**Work required:** The entries below are to be written out again without alteration.
-------- Record extracts --------
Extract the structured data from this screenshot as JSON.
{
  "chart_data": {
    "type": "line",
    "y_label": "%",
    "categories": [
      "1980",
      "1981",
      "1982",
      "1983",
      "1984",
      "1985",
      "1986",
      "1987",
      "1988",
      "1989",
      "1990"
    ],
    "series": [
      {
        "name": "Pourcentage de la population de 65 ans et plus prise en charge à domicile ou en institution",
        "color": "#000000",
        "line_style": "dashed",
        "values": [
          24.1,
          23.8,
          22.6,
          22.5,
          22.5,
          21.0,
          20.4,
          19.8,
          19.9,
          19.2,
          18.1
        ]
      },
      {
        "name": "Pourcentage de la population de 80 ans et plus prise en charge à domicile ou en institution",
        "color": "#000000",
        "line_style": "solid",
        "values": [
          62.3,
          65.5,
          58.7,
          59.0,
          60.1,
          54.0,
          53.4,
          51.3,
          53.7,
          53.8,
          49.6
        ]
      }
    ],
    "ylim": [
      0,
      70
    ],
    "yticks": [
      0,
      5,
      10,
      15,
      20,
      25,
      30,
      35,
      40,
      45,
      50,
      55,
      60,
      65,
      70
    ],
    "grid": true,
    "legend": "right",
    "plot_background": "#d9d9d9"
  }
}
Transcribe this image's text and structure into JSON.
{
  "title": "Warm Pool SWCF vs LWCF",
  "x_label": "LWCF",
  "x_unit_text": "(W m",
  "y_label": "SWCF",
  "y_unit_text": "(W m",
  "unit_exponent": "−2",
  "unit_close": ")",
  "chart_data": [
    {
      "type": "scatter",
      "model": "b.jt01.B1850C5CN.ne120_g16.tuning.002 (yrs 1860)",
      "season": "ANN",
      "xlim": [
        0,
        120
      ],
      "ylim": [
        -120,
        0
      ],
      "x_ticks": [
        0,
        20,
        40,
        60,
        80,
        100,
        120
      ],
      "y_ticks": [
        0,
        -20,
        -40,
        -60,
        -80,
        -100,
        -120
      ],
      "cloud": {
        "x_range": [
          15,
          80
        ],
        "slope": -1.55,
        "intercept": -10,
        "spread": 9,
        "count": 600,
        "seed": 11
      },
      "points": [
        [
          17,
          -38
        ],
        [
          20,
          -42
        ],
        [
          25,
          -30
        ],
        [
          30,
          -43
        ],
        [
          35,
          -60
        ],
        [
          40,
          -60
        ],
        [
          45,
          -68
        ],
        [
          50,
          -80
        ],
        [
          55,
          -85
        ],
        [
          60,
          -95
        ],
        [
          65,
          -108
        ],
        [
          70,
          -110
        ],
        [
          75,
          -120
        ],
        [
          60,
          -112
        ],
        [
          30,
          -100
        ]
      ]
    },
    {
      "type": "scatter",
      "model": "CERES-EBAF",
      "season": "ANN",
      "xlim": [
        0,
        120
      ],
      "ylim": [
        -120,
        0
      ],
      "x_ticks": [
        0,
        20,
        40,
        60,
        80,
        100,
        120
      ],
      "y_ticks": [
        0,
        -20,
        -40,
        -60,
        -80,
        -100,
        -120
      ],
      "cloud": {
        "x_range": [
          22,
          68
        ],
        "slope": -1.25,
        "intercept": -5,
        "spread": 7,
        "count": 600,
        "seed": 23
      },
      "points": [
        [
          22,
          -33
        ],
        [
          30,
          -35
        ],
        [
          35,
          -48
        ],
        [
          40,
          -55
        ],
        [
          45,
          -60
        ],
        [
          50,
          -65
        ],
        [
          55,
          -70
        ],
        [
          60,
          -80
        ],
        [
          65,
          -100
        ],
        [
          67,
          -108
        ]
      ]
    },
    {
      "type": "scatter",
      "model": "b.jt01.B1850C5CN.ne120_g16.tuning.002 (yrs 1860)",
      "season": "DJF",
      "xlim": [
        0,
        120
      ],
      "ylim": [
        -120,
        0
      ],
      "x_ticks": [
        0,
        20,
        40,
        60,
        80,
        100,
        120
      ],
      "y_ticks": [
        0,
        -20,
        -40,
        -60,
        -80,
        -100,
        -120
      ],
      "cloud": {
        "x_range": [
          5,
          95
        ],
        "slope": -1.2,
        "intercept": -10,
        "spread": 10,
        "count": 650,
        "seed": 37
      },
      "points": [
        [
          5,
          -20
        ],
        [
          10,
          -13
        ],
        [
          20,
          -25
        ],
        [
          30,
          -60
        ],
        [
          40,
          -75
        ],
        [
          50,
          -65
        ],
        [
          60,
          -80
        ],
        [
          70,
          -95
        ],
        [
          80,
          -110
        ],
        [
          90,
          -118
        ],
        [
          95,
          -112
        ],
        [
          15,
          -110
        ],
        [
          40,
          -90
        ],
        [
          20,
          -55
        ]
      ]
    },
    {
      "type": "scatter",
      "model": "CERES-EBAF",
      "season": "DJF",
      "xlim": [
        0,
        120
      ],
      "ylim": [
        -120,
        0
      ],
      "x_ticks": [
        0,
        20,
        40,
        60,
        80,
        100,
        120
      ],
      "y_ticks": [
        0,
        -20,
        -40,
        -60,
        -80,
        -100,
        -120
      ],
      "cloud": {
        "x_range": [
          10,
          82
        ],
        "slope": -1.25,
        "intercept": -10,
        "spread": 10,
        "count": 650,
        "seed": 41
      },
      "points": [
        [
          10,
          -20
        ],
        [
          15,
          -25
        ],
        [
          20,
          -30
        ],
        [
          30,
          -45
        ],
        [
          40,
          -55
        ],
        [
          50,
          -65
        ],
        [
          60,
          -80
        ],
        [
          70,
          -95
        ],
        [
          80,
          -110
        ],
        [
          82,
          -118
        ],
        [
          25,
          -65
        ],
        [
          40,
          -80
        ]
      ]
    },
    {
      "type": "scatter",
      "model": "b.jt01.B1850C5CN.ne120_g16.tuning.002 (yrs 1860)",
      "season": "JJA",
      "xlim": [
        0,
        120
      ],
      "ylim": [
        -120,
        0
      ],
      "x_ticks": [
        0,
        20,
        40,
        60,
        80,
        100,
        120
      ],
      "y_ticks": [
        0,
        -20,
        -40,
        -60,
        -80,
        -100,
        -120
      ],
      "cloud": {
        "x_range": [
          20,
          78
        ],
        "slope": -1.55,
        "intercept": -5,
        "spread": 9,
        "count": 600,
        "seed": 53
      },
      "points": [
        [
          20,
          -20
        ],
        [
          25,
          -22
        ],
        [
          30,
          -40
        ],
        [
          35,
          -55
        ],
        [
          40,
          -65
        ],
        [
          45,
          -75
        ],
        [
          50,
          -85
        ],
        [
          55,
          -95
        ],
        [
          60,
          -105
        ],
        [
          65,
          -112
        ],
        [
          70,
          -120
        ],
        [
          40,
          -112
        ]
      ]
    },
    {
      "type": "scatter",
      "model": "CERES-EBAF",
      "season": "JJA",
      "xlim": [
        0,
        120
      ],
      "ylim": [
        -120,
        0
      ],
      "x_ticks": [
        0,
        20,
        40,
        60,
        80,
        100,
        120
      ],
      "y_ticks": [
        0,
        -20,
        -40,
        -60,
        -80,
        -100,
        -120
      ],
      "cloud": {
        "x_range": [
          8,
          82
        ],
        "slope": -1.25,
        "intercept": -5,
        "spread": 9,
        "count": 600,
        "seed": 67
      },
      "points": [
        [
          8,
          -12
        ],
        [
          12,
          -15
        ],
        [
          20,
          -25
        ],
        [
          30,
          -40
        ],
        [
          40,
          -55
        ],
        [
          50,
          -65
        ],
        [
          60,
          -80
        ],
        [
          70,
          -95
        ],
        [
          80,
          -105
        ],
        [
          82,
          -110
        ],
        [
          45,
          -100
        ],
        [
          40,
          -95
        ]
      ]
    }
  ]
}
--------
**Answer below:**
Extract the structured data from this screenshot as JSON.
{
  "chart_data": {
    "type": "line",
    "y_label": "%",
    "categories": [
      "1980",
      "1981",
      "1982",
      "1983",
      "1984",
      "1985",
      "1986",
      "1987",
      "1988",
      "1989",
      "1990"
    ],
    "series": [
      {
        "name": "Pourcentage de la population de 65 ans et plus prise en charge à domicile ou en institution",
        "color": "#000000",
        "line_style": "dashed",
        "values": [
          24.1,
          23.8,
          22.6,
          22.5,
          22.5,
          21.0,
          20.4,
          19.8,
          19.9,
          19.2,
          18.1
        ]
      },
      {
        "name": "Pourcentage de la population de 80 ans et plus prise en charge à domicile ou en institution",
        "color": "#000000",
        "line_style": "solid",
        "values": [
          62.3,
          65.5,
          58.7,
          59.0,
          60.1,
          54.0,
          53.4,
          51.3,
          53.7,
          53.8,
          49.6
        ]
      }
    ],
    "ylim": [
      0,
      70
    ],
    "yticks": [
      0,
      5,
      10,
      15,
      20,
      25,
      30,
      35,
      40,
      45,
      50,
      55,
      60,
      65,
      70
    ],
    "grid": true,
    "legend": "right",
    "plot_background": "#d9d9d9"
  }
}
Transcribe this image's text and structure into JSON.
{
  "title": "Warm Pool SWCF vs LWCF",
  "x_label": "LWCF",
  "x_unit_text": "(W m",
  "y_label": "SWCF",
  "y_unit_text": "(W m",
  "unit_exponent": "−2",
  "unit_close": ")",
  "chart_data": [
    {
      "type": "scatter",
      "model": "b.jt01.B1850C5CN.ne120_g16.tuning.002 (yrs 1860)",
      "season": "ANN",
      "xlim": [
        0,
        120
      ],
      "ylim": [
        -120,
        0
      ],
      "x_ticks": [
        0,
        20,
        40,
        60,
        80,
        100,
        120
      ],
      "y_ticks": [
        0,
        -20,
        -40,
        -60,
        -80,
        -100,
        -120
      ],
      "cloud": {
        "x_range": [
          15,
          80
        ],
        "slope": -1.55,
        "intercept": -10,
        "spread": 9,
        "count": 600,
        "seed": 11
      },
      "points": [
        [
          17,
          -38
        ],
        [
          20,
          -42
        ],
        [
          25,
          -30
        ],
        [
          30,
          -43
        ],
        [
          35,
          -60
        ],
        [
          40,
          -60
        ],
        [
          45,
          -68
        ],
        [
          50,
          -80
        ],
        [
          55,
          -85
        ],
        [
          60,
          -95
        ],
        [
          65,
          -108
        ],
        [
          70,
          -110
        ],
        [
          75,
          -120
        ],
        [
          60,
          -112
        ],
        [
          30,
          -100
        ]
      ]
    },
    {
      "type": "scatter",
      "model": "CERES-EBAF",
      "season": "ANN",
      "xlim": [
        0,
        120
      ],
      "ylim": [
        -120,
        0
      ],
      "x_ticks": [
        0,
        20,
        40,
        60,
        80,
        100,
        120
      ],
      "y_ticks": [
        0,
        -20,
        -40,
        -60,
        -80,
        -100,
        -120
      ],
      "cloud": {
        "x_range": [
          22,
          68
        ],
        "slope": -1.25,
        "intercept": -5,
        "spread": 7,
        "count": 600,
        "seed": 23
      },
      "points": [
        [
          22,
          -33
        ],
        [
          30,
          -35
        ],
        [
          35,
          -48
        ],
        [
          40,
          -55
        ],
        [
          45,
          -60
        ],
        [
          50,
          -65
        ],
        [
          55,
          -70
        ],
        [
          60,
          -80
        ],
        [
          65,
          -100
        ],
        [
          67,
          -108
        ]
      ]
    },
    {
      "type": "scatter",
      "model": "b.jt01.B1850C5CN.ne120_g16.tuning.002 (yrs 1860)",
      "season": "DJF",
      "xlim": [
        0,
        120
      ],
      "ylim": [
        -120,
        0
      ],
      "x_ticks": [
        0,
        20,
        40,
        60,
        80,
        100,
        120
      ],
      "y_ticks": [
        0,
        -20,
        -40,
        -60,
        -80,
        -100,
        -120
      ],
      "cloud": {
        "x_range": [
          5,
          95
        ],
        "slope": -1.2,
        "intercept": -10,
        "spread": 10,
        "count": 650,
        "seed": 37
      },
      "points": [
        [
          5,
          -20
        ],
        [
          10,
          -13
        ],
        [
          20,
          -25
        ],
        [
          30,
          -60
        ],
        [
          40,
          -75
        ],
        [
          50,
          -65
        ],
        [
          60,
          -80
        ],
        [
          70,
          -95
        ],
        [
          80,
          -110
        ],
        [
          90,
          -118
        ],
        [
          95,
          -112
        ],
        [
          15,
          -110
        ],
        [
          40,
          -90
        ],
        [
          20,
          -55
        ]
      ]
    },
    {
      "type": "scatter",
      "model": "CERES-EBAF",
      "season": "DJF",
      "xlim": [
        0,
        120
      ],
      "ylim": [
        -120,
        0
      ],
      "x_ticks": [
        0,
        20,
        40,
        60,
        80,
        100,
        120
      ],
      "y_ticks": [
        0,
        -20,
        -40,
        -60,
        -80,
        -100,
        -120
      ],
      "cloud": {
        "x_range": [
          10,
          82
        ],
        "slope": -1.25,
        "intercept": -10,
        "spread": 10,
        "count": 650,
        "seed": 41
      },
      "points": [
        [
          10,
          -20
        ],
        [
          15,
          -25
        ],
        [
          20,
          -30
        ],
        [
          30,
          -45
        ],
        [
          40,
          -55
        ],
        [
          50,
          -65
        ],
        [
          60,
          -80
        ],
        [
          70,
          -95
        ],
        [
          80,
          -110
        ],
        [
          82,
          -118
        ],
        [
          25,
          -65
        ],
        [
          40,
          -80
        ]
      ]
    },
    {
      "type": "scatter",
      "model": "b.jt01.B1850C5CN.ne120_g16.tuning.002 (yrs 1860)",
      "season": "JJA",
      "xlim": [
        0,
        120
      ],
      "ylim": [
        -120,
        0
      ],
      "x_ticks": [
        0,
        20,
        40,
        60,
        80,
        100,
        120
      ],
      "y_ticks": [
        0,
        -20,
        -40,
        -60,
        -80,
        -100,
        -120
      ],
      "cloud": {
        "x_range": [
          20,
          78
        ],
        "slope": -1.55,
        "intercept": -5,
        "spread": 9,
        "count": 600,
        "seed": 53
      },
      "points": [
        [
          20,
          -20
        ],
        [
          25,
          -22
        ],
        [
          30,
          -40
        ],
        [
          35,
          -55
        ],
        [
          40,
          -65
        ],
        [
          45,
          -75
        ],
        [
          50,
          -85
        ],
        [
          55,
          -95
        ],
        [
          60,
          -105
        ],
        [
          65,
          -112
        ],
        [
          70,
          -120
        ],
        [
          40,
          -112
        ]
      ]
    },
    {
      "type": "scatter",
      "model": "CERES-EBAF",
      "season": "JJA",
      "xlim": [
        0,
        120
      ],
      "ylim": [
        -120,
        0
      ],
      "x_ticks": [
        0,
        20,
        40,
        60,
        80,
        100,
        120
      ],
      "y_ticks": [
        0,
        -20,
        -40,
        -60,
        -80,
        -100,
        -120
      ],
      "cloud": {
        "x_range": [
          8,
          82
        ],
        "slope": -1.25,
        "intercept": -5,
        "spread": 9,
        "count": 600,
        "seed": 67
      },
      "points": [
        [
          8,
          -12
        ],
        [
          12,
          -15
        ],
        [
          20,
          -25
        ],
        [
          30,
          -40
        ],
        [
          40,
          -55
        ],
        [
          50,
          -65
        ],
        [
          60,
          -80
        ],
        [
          70,
          -95
        ],
        [
          80,
          -105
        ],
        [
          82,
          -110
        ],
        [
          45,
          -100
        ],
        [
          40,
          -95
        ]
      ]
    }
  ]
}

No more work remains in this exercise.